═════ Extracted material
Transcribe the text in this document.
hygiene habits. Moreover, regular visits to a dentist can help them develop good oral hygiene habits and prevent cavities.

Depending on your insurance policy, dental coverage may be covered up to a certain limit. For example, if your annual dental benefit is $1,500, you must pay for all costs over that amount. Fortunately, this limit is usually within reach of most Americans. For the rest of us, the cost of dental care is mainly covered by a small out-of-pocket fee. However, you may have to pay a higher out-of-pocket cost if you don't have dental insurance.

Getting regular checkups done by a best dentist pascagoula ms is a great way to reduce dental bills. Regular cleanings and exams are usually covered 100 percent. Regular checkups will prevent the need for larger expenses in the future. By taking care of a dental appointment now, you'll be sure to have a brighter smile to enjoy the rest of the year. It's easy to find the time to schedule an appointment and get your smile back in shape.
══════════
═════ Extracted material
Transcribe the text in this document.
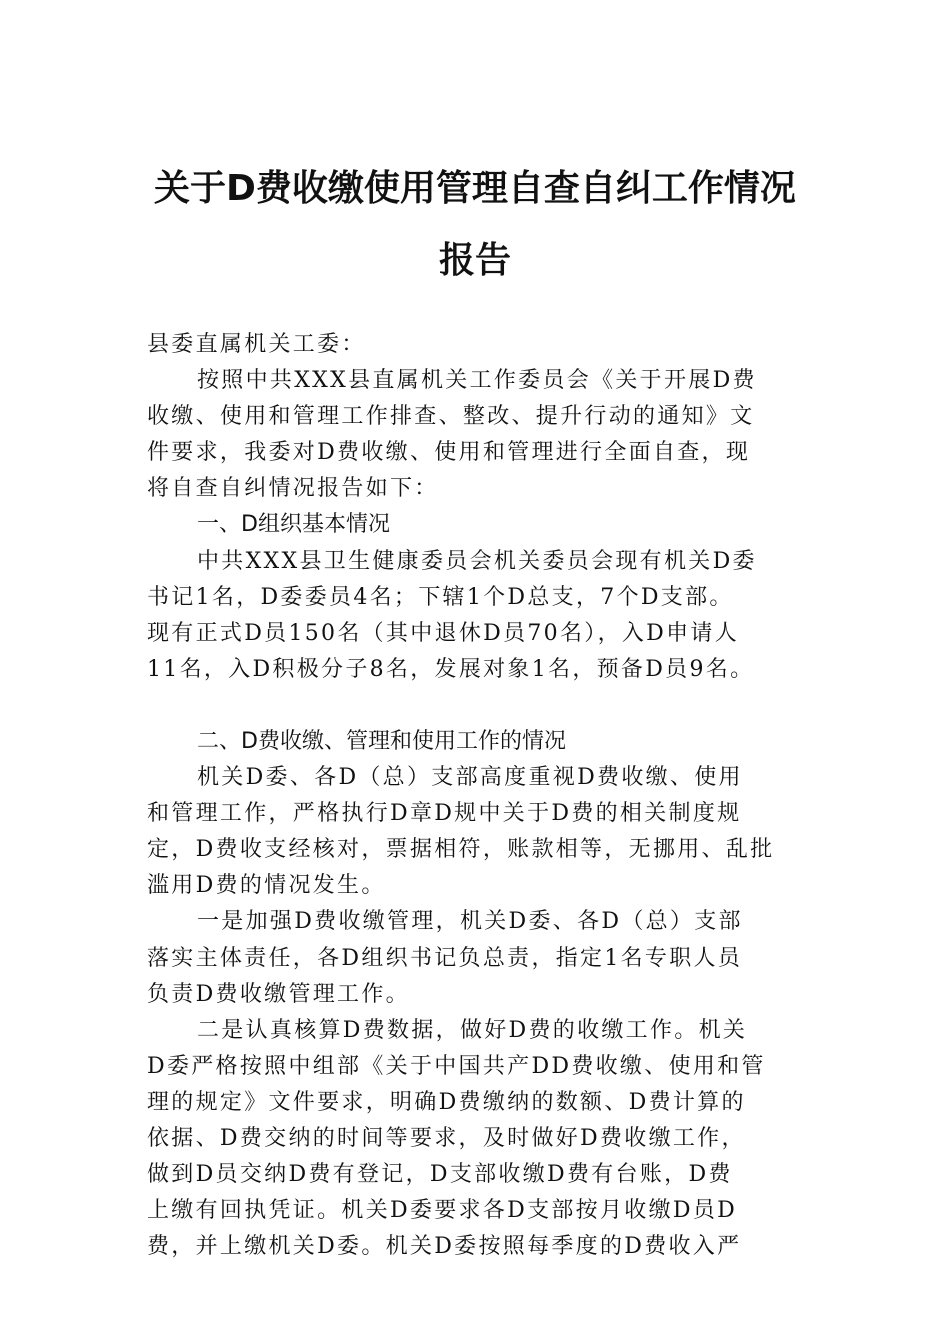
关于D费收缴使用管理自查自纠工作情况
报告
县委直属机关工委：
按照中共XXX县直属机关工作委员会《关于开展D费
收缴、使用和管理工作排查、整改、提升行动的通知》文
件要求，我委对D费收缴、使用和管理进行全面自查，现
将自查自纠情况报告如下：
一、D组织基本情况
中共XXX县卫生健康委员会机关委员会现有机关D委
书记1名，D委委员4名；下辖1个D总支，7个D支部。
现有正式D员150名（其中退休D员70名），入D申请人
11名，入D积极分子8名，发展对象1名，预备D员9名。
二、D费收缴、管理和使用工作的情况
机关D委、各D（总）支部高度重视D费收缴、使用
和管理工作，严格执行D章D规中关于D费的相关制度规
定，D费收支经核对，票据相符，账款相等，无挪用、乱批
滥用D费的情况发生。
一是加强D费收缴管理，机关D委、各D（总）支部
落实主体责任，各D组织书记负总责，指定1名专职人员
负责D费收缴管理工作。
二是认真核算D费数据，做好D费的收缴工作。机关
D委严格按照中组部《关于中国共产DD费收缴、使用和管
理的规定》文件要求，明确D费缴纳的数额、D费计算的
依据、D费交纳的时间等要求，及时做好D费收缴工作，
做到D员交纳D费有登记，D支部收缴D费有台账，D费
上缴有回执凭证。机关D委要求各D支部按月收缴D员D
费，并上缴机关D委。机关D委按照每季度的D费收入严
══════════
═════ Extracted material
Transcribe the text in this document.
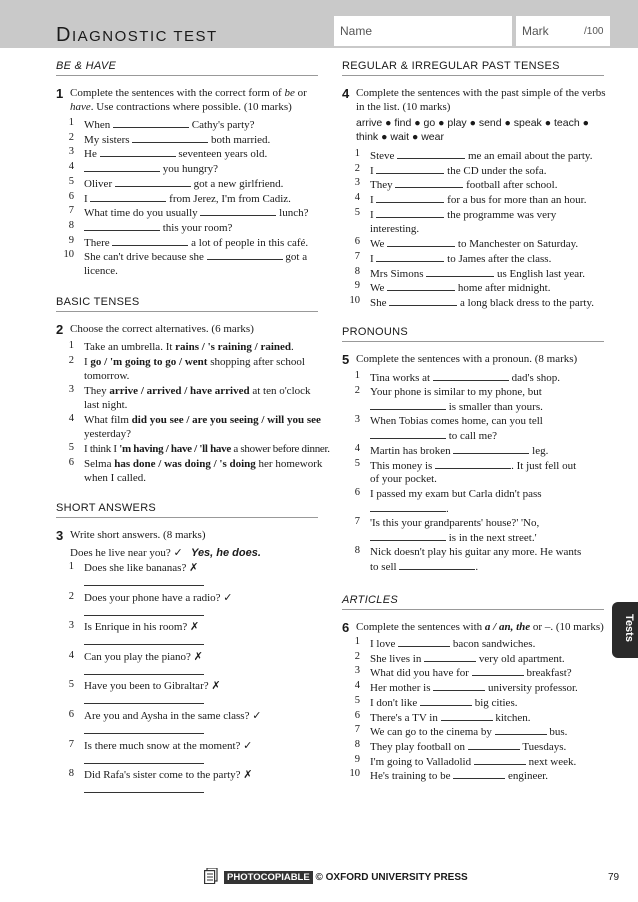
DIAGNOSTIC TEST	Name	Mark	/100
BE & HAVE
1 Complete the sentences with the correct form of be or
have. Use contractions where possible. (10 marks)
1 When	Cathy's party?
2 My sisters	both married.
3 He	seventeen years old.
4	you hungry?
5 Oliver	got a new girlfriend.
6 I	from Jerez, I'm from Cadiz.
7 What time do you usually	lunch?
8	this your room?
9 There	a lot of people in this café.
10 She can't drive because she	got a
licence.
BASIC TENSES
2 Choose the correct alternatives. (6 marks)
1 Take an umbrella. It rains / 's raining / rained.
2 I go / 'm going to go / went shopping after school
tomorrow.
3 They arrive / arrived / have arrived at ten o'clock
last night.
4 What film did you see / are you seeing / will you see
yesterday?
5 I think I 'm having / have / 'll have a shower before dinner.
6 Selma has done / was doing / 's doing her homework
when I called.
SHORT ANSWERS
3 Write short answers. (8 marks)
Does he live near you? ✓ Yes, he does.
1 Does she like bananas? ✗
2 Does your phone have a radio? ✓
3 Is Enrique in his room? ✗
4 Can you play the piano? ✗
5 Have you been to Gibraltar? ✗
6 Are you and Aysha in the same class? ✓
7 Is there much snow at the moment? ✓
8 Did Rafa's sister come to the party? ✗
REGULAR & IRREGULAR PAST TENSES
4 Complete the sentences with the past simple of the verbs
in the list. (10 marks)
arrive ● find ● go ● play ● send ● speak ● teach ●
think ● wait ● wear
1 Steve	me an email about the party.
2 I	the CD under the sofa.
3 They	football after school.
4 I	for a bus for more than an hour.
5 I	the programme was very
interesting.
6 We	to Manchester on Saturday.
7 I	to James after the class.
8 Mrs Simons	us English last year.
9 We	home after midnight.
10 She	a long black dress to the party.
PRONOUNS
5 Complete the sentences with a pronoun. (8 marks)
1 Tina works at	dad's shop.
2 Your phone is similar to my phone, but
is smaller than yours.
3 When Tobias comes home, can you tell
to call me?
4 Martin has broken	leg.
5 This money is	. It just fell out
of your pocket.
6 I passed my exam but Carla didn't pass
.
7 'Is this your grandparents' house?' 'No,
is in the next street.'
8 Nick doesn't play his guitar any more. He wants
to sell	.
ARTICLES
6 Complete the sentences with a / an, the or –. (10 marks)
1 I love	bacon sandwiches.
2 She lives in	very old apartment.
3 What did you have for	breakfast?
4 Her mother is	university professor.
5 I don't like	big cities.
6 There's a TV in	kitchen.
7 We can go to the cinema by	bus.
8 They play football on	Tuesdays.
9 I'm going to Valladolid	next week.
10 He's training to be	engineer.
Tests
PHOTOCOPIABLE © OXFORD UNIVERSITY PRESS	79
══════════
_Your objective:_
Which lines above hold the word "pocket"? Copy each of them.

_Result for this exercise:_
Depending on your insurance policy, dental coverage may be covered up to a certain limit. For example, if your annual dental benefit is $1,500, you must pay for all costs over that amount. Fortunately, this limit is usually within reach of most Americans. For the rest of us, the cost of dental care is mainly covered by a small out-of-pocket fee. However, you may have to pay a higher out-of-pocket cost if you don't have dental insurance.
of your pocket.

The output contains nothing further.